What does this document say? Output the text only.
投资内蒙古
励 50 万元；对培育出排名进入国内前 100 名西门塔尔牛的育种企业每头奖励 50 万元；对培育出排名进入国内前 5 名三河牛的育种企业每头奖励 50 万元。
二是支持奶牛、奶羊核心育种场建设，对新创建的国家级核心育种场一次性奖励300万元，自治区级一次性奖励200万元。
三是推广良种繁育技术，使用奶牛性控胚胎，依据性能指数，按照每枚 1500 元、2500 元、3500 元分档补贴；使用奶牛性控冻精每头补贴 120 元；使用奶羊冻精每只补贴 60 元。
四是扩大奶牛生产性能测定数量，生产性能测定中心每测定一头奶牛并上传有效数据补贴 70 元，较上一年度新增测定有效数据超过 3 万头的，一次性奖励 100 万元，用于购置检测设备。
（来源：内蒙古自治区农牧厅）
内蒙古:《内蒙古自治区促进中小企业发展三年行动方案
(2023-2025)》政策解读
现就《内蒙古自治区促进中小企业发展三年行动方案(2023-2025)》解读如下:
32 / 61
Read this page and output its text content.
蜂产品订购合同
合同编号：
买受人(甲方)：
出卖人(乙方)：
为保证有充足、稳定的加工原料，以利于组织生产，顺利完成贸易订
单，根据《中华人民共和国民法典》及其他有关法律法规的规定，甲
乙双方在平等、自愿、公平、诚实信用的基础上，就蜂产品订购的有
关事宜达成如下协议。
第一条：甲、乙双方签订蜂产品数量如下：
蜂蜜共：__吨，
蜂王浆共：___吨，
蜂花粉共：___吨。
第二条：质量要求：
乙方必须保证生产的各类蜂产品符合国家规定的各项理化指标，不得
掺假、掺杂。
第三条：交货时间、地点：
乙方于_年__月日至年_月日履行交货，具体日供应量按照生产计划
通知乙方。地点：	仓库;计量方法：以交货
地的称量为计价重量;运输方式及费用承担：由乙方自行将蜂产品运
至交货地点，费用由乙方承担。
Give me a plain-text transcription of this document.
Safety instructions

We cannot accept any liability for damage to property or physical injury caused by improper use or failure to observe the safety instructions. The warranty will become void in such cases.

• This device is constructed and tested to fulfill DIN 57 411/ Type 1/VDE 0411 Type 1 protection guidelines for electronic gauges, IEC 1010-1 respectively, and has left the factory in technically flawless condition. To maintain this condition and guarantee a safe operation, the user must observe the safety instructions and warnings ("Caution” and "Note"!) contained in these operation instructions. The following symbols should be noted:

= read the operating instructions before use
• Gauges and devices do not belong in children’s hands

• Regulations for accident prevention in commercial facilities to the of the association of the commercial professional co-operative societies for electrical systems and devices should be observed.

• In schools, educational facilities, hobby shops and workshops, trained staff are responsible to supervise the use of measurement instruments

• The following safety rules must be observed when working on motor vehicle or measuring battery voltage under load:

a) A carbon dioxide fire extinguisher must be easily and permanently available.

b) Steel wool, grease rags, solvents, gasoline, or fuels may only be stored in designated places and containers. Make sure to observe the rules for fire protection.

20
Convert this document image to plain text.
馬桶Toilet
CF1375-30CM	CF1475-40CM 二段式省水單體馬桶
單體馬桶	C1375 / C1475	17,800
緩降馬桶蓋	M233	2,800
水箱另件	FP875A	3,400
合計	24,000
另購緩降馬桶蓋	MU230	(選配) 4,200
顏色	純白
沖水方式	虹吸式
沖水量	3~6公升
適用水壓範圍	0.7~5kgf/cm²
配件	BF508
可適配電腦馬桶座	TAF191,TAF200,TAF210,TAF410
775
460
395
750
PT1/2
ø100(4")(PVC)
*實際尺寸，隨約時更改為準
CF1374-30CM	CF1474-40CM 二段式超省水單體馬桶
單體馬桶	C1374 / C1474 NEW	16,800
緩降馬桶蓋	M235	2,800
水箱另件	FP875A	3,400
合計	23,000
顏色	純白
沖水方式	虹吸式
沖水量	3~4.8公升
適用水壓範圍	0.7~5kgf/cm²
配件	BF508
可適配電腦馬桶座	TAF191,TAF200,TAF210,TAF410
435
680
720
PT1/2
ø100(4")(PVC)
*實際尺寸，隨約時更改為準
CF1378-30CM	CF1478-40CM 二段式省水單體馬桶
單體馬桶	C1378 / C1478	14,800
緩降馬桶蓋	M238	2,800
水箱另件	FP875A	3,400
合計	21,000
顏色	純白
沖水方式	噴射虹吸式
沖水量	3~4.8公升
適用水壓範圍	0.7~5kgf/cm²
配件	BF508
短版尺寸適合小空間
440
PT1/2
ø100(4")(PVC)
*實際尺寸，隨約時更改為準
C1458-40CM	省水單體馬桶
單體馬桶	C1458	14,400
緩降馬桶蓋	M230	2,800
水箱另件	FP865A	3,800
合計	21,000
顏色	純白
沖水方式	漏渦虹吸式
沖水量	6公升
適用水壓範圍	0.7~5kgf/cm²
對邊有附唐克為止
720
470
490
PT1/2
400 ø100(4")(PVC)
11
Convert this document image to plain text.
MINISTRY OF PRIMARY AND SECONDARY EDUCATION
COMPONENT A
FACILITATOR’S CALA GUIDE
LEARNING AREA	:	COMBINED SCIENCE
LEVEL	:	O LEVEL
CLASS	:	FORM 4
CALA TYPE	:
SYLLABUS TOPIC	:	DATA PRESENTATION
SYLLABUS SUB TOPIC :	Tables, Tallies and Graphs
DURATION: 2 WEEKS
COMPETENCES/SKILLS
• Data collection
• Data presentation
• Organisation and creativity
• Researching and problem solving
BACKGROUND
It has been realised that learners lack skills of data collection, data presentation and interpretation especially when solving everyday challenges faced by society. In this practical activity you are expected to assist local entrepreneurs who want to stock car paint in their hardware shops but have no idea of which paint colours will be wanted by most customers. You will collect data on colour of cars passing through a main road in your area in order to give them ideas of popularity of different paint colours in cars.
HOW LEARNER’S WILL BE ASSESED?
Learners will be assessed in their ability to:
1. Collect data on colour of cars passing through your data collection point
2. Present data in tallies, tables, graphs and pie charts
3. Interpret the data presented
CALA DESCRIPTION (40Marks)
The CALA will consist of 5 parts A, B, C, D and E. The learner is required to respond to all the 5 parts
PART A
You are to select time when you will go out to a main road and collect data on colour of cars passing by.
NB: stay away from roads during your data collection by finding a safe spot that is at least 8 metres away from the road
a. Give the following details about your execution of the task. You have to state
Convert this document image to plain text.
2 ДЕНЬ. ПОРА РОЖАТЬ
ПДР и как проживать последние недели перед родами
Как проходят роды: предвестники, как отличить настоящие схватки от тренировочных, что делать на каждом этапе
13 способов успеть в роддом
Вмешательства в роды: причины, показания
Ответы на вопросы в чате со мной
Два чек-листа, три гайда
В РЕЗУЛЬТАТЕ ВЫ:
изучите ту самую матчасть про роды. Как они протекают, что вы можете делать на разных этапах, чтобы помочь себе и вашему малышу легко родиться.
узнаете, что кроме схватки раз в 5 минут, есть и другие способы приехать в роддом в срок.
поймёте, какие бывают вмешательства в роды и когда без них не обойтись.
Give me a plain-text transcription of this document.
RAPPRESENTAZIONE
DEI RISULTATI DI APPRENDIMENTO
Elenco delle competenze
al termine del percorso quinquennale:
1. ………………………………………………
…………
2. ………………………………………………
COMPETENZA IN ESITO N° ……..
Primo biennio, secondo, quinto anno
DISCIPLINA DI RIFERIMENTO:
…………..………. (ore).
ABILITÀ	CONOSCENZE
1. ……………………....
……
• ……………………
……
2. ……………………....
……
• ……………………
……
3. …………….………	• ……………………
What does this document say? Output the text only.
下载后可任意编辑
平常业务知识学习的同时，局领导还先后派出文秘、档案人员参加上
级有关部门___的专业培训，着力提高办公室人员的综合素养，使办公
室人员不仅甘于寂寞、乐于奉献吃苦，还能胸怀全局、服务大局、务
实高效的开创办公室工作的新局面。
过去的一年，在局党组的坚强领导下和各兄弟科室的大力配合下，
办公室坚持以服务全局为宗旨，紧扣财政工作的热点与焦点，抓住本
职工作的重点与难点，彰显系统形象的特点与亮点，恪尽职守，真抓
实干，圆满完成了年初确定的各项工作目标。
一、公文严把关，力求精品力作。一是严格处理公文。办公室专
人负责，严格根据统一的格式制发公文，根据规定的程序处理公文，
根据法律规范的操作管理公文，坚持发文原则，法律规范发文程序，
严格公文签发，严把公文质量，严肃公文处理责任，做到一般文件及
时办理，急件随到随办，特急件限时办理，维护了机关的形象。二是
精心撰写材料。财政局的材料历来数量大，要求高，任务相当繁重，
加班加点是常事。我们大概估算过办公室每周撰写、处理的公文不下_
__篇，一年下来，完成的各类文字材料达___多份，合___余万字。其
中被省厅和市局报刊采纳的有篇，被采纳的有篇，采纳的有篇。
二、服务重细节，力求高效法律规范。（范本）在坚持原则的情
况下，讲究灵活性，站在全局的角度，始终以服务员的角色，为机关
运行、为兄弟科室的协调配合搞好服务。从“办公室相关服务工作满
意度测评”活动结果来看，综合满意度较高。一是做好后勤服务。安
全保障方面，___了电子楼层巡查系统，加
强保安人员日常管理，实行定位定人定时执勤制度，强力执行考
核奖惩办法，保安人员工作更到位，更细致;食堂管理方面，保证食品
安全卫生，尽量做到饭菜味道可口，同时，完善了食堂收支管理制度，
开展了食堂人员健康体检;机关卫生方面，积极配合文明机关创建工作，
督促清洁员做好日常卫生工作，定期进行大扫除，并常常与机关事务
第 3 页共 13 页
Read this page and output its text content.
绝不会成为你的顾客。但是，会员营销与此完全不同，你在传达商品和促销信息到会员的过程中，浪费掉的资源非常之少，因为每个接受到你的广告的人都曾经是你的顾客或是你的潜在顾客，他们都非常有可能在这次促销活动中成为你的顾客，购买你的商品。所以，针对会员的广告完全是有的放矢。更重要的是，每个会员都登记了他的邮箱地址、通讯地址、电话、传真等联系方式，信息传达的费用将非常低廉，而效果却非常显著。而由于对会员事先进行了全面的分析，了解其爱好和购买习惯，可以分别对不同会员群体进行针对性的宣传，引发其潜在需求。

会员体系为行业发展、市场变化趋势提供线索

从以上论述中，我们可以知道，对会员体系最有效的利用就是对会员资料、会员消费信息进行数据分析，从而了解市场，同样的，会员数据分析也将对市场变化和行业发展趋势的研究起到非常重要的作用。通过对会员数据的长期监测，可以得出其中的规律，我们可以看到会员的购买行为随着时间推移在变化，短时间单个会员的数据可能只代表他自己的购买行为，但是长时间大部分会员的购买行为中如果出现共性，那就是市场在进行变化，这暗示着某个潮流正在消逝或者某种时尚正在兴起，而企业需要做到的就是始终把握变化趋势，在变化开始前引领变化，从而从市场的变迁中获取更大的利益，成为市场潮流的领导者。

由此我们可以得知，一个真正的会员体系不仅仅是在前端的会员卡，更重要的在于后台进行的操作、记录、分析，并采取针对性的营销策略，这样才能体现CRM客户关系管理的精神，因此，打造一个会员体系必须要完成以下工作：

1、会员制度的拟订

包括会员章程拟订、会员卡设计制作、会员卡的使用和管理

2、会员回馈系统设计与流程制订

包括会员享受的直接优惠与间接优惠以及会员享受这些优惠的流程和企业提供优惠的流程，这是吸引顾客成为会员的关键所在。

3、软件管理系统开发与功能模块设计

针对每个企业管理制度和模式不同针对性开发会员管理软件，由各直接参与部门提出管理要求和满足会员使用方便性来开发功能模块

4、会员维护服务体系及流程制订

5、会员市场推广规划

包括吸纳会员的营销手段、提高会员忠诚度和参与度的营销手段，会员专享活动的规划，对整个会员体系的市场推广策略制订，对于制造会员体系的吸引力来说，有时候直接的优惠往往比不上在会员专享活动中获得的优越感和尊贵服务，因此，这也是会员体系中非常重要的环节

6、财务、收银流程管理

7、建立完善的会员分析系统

------------------------------------------------------------------------

- _Short exercise_:
Which lines in the data above contain "内蒙古自治区促进中小企业发展三年行动方案"? Show each one.

- _Reply_:
内蒙古:《内蒙古自治区促进中小企业发展三年行动方案
现就《内蒙古自治区促进中小企业发展三年行动方案(2023-2025)》解读如下:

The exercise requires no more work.